--- Begin ---

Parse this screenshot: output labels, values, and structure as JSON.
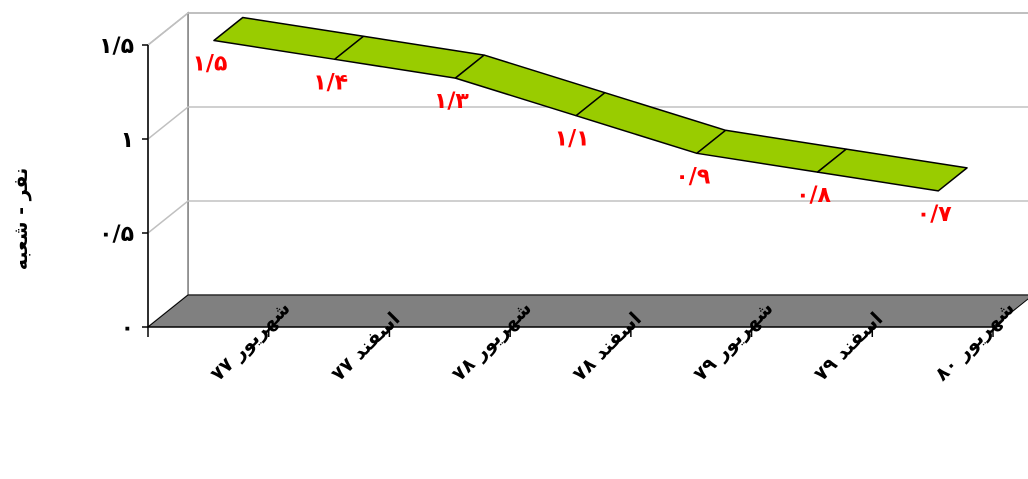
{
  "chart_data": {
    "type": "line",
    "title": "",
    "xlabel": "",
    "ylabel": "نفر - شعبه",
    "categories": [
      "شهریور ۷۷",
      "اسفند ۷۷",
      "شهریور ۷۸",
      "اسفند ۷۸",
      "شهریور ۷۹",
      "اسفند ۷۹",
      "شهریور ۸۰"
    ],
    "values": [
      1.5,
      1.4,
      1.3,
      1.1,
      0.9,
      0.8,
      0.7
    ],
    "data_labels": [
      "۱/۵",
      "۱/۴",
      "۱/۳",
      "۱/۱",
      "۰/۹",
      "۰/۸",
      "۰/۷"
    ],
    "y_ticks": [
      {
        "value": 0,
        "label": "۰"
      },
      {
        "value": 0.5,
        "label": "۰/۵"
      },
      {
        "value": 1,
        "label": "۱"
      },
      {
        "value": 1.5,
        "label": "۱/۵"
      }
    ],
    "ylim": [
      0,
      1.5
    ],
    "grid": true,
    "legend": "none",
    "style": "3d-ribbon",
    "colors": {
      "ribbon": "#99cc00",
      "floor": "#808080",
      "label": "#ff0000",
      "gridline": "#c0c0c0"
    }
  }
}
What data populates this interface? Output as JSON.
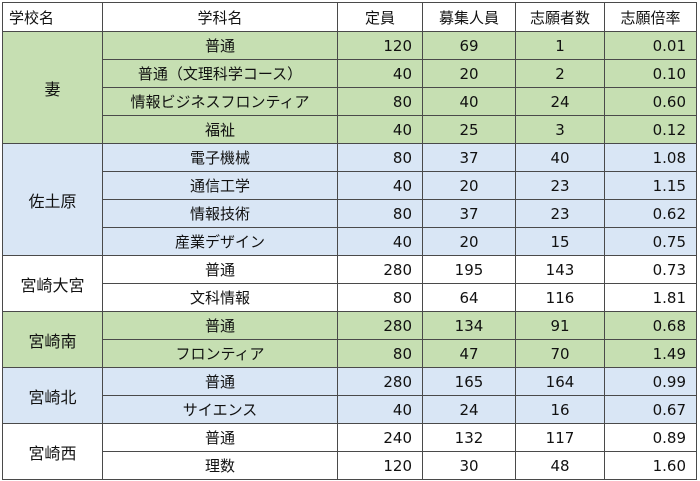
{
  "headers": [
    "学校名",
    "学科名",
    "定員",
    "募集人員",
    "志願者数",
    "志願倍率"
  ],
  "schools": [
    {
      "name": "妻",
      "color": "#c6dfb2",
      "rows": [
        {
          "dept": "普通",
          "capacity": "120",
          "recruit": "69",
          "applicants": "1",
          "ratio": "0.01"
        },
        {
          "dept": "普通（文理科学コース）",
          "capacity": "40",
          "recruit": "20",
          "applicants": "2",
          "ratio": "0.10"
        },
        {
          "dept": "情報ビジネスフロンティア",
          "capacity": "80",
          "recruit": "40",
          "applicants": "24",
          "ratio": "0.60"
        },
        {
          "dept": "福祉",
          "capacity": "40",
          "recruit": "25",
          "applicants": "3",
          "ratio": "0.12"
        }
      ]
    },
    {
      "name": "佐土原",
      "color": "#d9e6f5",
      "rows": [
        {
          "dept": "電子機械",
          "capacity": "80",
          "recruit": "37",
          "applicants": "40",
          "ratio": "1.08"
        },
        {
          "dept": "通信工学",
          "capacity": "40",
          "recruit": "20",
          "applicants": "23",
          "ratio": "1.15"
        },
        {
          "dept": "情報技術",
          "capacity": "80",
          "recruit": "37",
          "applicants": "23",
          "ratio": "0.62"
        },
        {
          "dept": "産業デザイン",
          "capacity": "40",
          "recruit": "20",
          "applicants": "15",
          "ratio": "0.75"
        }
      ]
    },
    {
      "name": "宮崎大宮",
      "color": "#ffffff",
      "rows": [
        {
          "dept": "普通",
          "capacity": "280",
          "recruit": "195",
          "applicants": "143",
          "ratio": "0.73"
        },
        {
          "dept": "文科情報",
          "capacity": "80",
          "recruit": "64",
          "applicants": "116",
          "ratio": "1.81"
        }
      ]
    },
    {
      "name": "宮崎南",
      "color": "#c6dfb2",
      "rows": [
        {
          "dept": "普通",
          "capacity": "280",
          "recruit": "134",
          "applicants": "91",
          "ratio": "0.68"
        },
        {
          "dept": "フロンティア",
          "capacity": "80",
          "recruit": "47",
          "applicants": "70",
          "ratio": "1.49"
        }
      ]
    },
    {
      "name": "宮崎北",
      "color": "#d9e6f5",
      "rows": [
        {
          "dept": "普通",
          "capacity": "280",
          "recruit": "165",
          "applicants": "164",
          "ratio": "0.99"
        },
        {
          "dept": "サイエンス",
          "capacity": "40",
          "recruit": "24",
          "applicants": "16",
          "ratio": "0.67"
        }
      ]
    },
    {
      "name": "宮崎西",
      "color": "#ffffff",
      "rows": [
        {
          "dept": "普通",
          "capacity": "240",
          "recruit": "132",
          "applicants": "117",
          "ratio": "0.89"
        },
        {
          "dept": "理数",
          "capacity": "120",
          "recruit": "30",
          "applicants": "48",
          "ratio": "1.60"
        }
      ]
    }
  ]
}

--- End ---
--- Begin ---

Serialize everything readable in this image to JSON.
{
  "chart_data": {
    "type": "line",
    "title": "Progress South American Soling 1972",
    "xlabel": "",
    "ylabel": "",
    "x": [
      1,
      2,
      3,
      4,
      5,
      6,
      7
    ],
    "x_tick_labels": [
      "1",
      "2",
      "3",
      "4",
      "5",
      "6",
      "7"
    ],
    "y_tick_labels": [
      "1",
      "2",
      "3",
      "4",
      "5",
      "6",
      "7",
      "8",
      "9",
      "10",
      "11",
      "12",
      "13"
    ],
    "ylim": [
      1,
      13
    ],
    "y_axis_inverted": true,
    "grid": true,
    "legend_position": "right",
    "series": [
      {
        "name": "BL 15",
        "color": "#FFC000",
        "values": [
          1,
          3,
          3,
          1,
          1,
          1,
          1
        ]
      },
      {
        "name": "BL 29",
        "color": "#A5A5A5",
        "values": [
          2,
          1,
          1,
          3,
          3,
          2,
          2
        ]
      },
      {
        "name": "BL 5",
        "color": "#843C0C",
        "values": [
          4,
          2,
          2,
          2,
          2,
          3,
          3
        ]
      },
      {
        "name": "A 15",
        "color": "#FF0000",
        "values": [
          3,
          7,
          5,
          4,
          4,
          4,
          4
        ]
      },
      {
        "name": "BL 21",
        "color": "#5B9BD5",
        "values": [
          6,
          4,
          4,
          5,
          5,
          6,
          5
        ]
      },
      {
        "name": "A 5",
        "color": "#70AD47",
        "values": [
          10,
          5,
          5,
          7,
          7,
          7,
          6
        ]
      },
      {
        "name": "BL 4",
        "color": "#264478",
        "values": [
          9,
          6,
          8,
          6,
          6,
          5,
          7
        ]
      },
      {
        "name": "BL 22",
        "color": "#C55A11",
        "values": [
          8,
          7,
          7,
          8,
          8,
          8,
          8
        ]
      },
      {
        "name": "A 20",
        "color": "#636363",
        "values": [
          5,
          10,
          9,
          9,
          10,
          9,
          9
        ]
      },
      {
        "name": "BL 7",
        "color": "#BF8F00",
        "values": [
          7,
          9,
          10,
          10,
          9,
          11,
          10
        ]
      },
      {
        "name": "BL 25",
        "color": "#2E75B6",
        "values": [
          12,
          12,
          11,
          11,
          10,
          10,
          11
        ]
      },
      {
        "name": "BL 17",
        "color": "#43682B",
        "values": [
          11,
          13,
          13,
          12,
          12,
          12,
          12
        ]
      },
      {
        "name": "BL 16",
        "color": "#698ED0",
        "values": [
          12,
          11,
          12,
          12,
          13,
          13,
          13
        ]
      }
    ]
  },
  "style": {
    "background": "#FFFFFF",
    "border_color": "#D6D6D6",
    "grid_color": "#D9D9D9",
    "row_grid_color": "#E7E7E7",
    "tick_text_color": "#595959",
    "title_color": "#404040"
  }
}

--- End ---

AIM ▸
In the listing above, locate each line with "JSON" and copy it.

RESPONSE ▸
Parse this screenshot: output labels, values, and structure as JSON.
What data populates this interface? Output as JSON.
Serialize everything readable in this image to JSON.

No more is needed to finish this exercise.